## Listed records
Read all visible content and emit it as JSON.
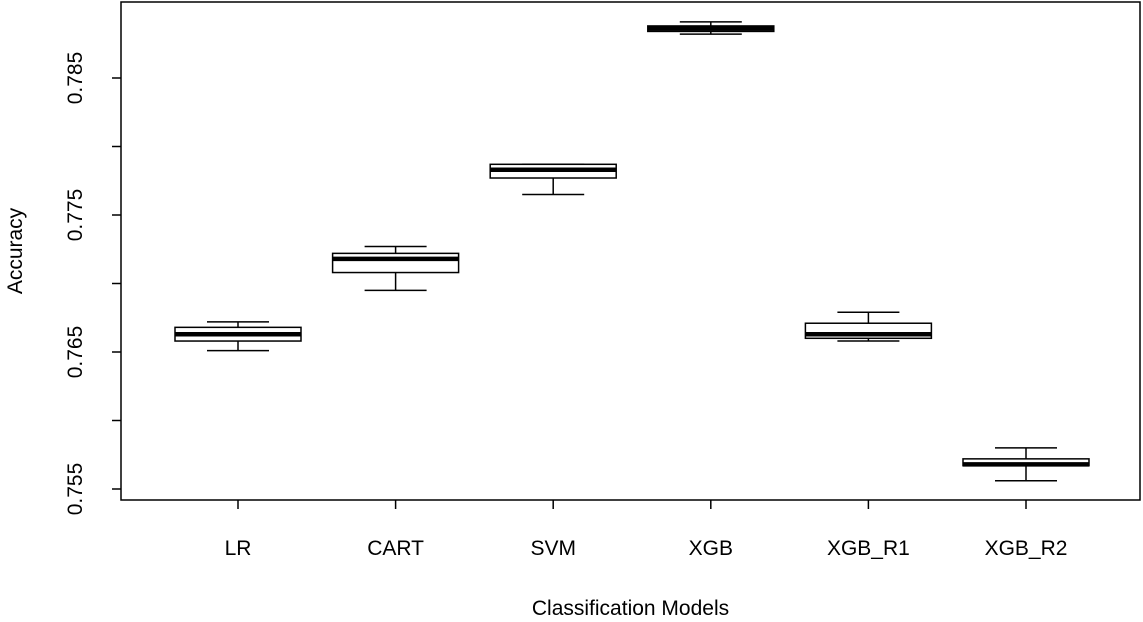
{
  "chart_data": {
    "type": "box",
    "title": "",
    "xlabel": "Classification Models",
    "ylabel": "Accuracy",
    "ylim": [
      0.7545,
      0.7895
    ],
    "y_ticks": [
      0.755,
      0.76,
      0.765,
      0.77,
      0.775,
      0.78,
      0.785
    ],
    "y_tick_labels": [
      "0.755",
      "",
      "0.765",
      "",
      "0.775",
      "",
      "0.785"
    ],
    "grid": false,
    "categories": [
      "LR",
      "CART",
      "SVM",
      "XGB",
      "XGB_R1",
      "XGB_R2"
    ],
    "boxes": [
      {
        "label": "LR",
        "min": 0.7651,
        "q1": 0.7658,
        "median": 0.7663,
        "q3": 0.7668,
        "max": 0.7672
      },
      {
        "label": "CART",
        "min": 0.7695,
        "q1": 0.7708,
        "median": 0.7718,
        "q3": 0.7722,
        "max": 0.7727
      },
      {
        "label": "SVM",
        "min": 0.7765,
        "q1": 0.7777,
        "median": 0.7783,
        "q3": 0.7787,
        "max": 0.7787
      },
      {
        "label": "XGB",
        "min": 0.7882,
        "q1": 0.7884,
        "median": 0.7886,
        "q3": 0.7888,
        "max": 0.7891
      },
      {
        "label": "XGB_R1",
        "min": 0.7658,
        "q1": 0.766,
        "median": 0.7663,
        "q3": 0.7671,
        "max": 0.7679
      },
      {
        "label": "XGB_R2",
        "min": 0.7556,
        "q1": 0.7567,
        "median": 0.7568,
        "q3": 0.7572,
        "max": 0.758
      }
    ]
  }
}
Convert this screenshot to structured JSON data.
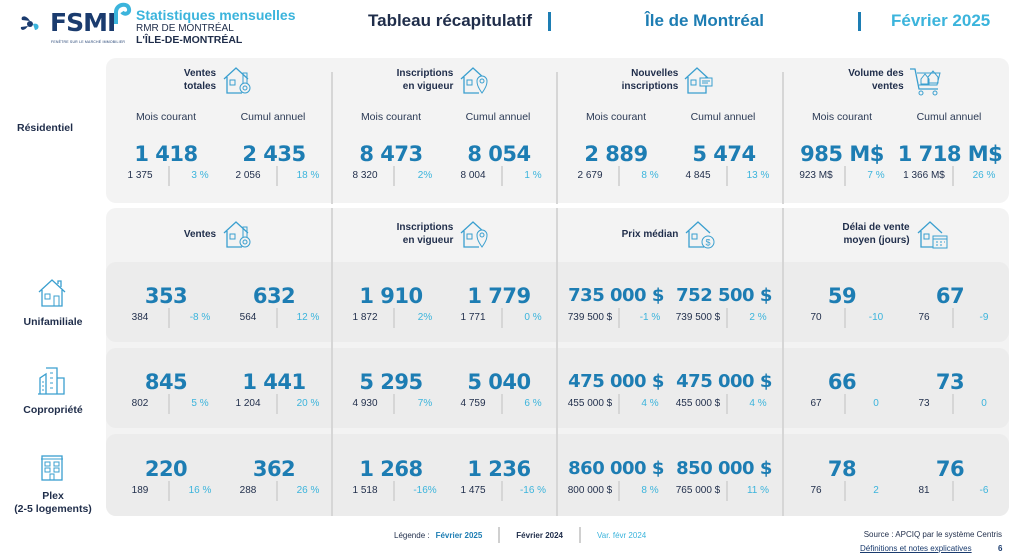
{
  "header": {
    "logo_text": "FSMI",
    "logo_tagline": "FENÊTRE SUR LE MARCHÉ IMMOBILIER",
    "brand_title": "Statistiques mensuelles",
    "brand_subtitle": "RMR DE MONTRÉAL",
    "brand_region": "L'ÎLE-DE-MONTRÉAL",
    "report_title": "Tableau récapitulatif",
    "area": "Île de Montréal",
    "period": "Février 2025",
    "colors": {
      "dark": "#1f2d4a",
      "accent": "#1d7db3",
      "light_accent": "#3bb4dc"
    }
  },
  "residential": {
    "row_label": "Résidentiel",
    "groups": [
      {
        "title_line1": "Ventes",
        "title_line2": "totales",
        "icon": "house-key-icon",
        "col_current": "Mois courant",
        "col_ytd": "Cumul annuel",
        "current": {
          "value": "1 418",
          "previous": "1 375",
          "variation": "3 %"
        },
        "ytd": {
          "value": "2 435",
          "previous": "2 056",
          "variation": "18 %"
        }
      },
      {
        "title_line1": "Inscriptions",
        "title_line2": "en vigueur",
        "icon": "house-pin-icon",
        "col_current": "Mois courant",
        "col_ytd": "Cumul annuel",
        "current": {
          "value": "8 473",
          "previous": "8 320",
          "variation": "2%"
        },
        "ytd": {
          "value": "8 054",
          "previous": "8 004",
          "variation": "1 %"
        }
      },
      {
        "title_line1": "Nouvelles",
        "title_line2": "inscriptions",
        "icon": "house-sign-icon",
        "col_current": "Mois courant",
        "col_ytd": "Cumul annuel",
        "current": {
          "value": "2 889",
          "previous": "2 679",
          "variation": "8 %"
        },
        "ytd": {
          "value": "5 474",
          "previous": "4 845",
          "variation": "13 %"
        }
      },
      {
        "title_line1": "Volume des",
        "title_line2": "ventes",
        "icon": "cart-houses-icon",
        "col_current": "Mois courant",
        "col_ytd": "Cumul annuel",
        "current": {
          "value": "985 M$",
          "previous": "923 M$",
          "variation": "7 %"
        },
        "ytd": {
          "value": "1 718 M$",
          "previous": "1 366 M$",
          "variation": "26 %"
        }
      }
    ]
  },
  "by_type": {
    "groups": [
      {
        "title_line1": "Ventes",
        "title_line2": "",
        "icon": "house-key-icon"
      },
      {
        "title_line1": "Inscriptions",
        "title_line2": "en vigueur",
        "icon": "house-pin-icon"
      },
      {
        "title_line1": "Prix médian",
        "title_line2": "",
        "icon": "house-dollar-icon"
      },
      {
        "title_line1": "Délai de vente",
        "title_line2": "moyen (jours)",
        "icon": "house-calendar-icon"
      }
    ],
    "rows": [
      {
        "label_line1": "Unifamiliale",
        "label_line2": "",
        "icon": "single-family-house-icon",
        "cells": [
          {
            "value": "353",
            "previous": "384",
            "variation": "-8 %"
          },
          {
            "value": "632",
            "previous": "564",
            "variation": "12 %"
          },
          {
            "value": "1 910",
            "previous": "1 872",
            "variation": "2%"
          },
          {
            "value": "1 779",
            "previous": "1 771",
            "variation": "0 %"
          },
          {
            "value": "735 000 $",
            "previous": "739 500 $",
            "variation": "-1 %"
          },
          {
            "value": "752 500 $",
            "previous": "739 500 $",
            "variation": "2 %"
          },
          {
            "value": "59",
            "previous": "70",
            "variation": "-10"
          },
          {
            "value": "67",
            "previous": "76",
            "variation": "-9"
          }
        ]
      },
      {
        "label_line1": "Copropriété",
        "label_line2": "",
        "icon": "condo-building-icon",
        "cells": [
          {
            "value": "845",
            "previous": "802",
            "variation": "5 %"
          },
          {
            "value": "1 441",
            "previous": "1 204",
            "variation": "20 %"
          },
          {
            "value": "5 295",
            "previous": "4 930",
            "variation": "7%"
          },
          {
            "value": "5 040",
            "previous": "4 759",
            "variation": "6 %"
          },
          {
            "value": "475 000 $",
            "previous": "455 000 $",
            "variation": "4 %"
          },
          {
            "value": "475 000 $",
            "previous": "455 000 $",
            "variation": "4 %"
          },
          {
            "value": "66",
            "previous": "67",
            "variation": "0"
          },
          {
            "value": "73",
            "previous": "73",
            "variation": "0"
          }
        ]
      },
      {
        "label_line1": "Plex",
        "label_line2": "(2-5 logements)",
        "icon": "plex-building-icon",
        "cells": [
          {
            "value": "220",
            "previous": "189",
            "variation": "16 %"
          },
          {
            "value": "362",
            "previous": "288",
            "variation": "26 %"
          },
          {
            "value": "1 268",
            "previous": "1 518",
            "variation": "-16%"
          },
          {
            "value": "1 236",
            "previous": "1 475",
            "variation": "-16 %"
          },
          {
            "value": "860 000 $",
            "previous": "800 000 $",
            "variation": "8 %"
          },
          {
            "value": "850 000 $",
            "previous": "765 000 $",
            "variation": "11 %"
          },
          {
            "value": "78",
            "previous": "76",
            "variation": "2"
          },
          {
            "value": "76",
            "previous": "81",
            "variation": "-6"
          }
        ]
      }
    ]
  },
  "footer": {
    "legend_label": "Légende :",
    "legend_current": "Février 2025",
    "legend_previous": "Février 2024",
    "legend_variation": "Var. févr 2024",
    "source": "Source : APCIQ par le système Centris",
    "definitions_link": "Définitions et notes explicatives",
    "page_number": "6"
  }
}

## What you need to do
Write every record out again exactly; no pictures belong in the copy.

## Final result
Read all visible content and emit it as JSON.
{
  "chart_data": {
    "type": "box",
    "title": "",
    "xlabel": "Classification Models",
    "ylabel": "Accuracy",
    "ylim": [
      0.7545,
      0.7895
    ],
    "y_ticks": [
      0.755,
      0.76,
      0.765,
      0.77,
      0.775,
      0.78,
      0.785
    ],
    "y_tick_labels": [
      "0.755",
      "",
      "0.765",
      "",
      "0.775",
      "",
      "0.785"
    ],
    "grid": false,
    "categories": [
      "LR",
      "CART",
      "SVM",
      "XGB",
      "XGB_R1",
      "XGB_R2"
    ],
    "boxes": [
      {
        "label": "LR",
        "min": 0.7651,
        "q1": 0.7658,
        "median": 0.7663,
        "q3": 0.7668,
        "max": 0.7672
      },
      {
        "label": "CART",
        "min": 0.7695,
        "q1": 0.7708,
        "median": 0.7718,
        "q3": 0.7722,
        "max": 0.7727
      },
      {
        "label": "SVM",
        "min": 0.7765,
        "q1": 0.7777,
        "median": 0.7783,
        "q3": 0.7787,
        "max": 0.7787
      },
      {
        "label": "XGB",
        "min": 0.7882,
        "q1": 0.7884,
        "median": 0.7886,
        "q3": 0.7888,
        "max": 0.7891
      },
      {
        "label": "XGB_R1",
        "min": 0.7658,
        "q1": 0.766,
        "median": 0.7663,
        "q3": 0.7671,
        "max": 0.7679
      },
      {
        "label": "XGB_R2",
        "min": 0.7556,
        "q1": 0.7567,
        "median": 0.7568,
        "q3": 0.7572,
        "max": 0.758
      }
    ]
  }
}
Convert this screenshot to structured JSON data.
{
  "header": {
    "logo_text": "FSMI",
    "logo_tagline": "FENÊTRE SUR LE MARCHÉ IMMOBILIER",
    "brand_title": "Statistiques mensuelles",
    "brand_subtitle": "RMR DE MONTRÉAL",
    "brand_region": "L'ÎLE-DE-MONTRÉAL",
    "report_title": "Tableau récapitulatif",
    "area": "Île de Montréal",
    "period": "Février 2025",
    "colors": {
      "dark": "#1f2d4a",
      "accent": "#1d7db3",
      "light_accent": "#3bb4dc"
    }
  },
  "residential": {
    "row_label": "Résidentiel",
    "groups": [
      {
        "title_line1": "Ventes",
        "title_line2": "totales",
        "icon": "house-key-icon",
        "col_current": "Mois courant",
        "col_ytd": "Cumul annuel",
        "current": {
          "value": "1 418",
          "previous": "1 375",
          "variation": "3 %"
        },
        "ytd": {
          "value": "2 435",
          "previous": "2 056",
          "variation": "18 %"
        }
      },
      {
        "title_line1": "Inscriptions",
        "title_line2": "en vigueur",
        "icon": "house-pin-icon",
        "col_current": "Mois courant",
        "col_ytd": "Cumul annuel",
        "current": {
          "value": "8 473",
          "previous": "8 320",
          "variation": "2%"
        },
        "ytd": {
          "value": "8 054",
          "previous": "8 004",
          "variation": "1 %"
        }
      },
      {
        "title_line1": "Nouvelles",
        "title_line2": "inscriptions",
        "icon": "house-sign-icon",
        "col_current": "Mois courant",
        "col_ytd": "Cumul annuel",
        "current": {
          "value": "2 889",
          "previous": "2 679",
          "variation": "8 %"
        },
        "ytd": {
          "value": "5 474",
          "previous": "4 845",
          "variation": "13 %"
        }
      },
      {
        "title_line1": "Volume des",
        "title_line2": "ventes",
        "icon": "cart-houses-icon",
        "col_current": "Mois courant",
        "col_ytd": "Cumul annuel",
        "current": {
          "value": "985 M$",
          "previous": "923 M$",
          "variation": "7 %"
        },
        "ytd": {
          "value": "1 718 M$",
          "previous": "1 366 M$",
          "variation": "26 %"
        }
      }
    ]
  },
  "by_type": {
    "groups": [
      {
        "title_line1": "Ventes",
        "title_line2": "",
        "icon": "house-key-icon"
      },
      {
        "title_line1": "Inscriptions",
        "title_line2": "en vigueur",
        "icon": "house-pin-icon"
      },
      {
        "title_line1": "Prix médian",
        "title_line2": "",
        "icon": "house-dollar-icon"
      },
      {
        "title_line1": "Délai de vente",
        "title_line2": "moyen (jours)",
        "icon": "house-calendar-icon"
      }
    ],
    "rows": [
      {
        "label_line1": "Unifamiliale",
        "label_line2": "",
        "icon": "single-family-house-icon",
        "cells": [
          {
            "value": "353",
            "previous": "384",
            "variation": "-8 %"
          },
          {
            "value": "632",
            "previous": "564",
            "variation": "12 %"
          },
          {
            "value": "1 910",
            "previous": "1 872",
            "variation": "2%"
          },
          {
            "value": "1 779",
            "previous": "1 771",
            "variation": "0 %"
          },
          {
            "value": "735 000 $",
            "previous": "739 500 $",
            "variation": "-1 %"
          },
          {
            "value": "752 500 $",
            "previous": "739 500 $",
            "variation": "2 %"
          },
          {
            "value": "59",
            "previous": "70",
            "variation": "-10"
          },
          {
            "value": "67",
            "previous": "76",
            "variation": "-9"
          }
        ]
      },
      {
        "label_line1": "Copropriété",
        "label_line2": "",
        "icon": "condo-building-icon",
        "cells": [
          {
            "value": "845",
            "previous": "802",
            "variation": "5 %"
          },
          {
            "value": "1 441",
            "previous": "1 204",
            "variation": "20 %"
          },
          {
            "value": "5 295",
            "previous": "4 930",
            "variation": "7%"
          },
          {
            "value": "5 040",
            "previous": "4 759",
            "variation": "6 %"
          },
          {
            "value": "475 000 $",
            "previous": "455 000 $",
            "variation": "4 %"
          },
          {
            "value": "475 000 $",
            "previous": "455 000 $",
            "variation": "4 %"
          },
          {
            "value": "66",
            "previous": "67",
            "variation": "0"
          },
          {
            "value": "73",
            "previous": "73",
            "variation": "0"
          }
        ]
      },
      {
        "label_line1": "Plex",
        "label_line2": "(2-5 logements)",
        "icon": "plex-building-icon",
        "cells": [
          {
            "value": "220",
            "previous": "189",
            "variation": "16 %"
          },
          {
            "value": "362",
            "previous": "288",
            "variation": "26 %"
          },
          {
            "value": "1 268",
            "previous": "1 518",
            "variation": "-16%"
          },
          {
            "value": "1 236",
            "previous": "1 475",
            "variation": "-16 %"
          },
          {
            "value": "860 000 $",
            "previous": "800 000 $",
            "variation": "8 %"
          },
          {
            "value": "850 000 $",
            "previous": "765 000 $",
            "variation": "11 %"
          },
          {
            "value": "78",
            "previous": "76",
            "variation": "2"
          },
          {
            "value": "76",
            "previous": "81",
            "variation": "-6"
          }
        ]
      }
    ]
  },
  "footer": {
    "legend_label": "Légende :",
    "legend_current": "Février 2025",
    "legend_previous": "Février 2024",
    "legend_variation": "Var. févr 2024",
    "source": "Source : APCIQ par le système Centris",
    "definitions_link": "Définitions et notes explicatives",
    "page_number": "6"
  }
}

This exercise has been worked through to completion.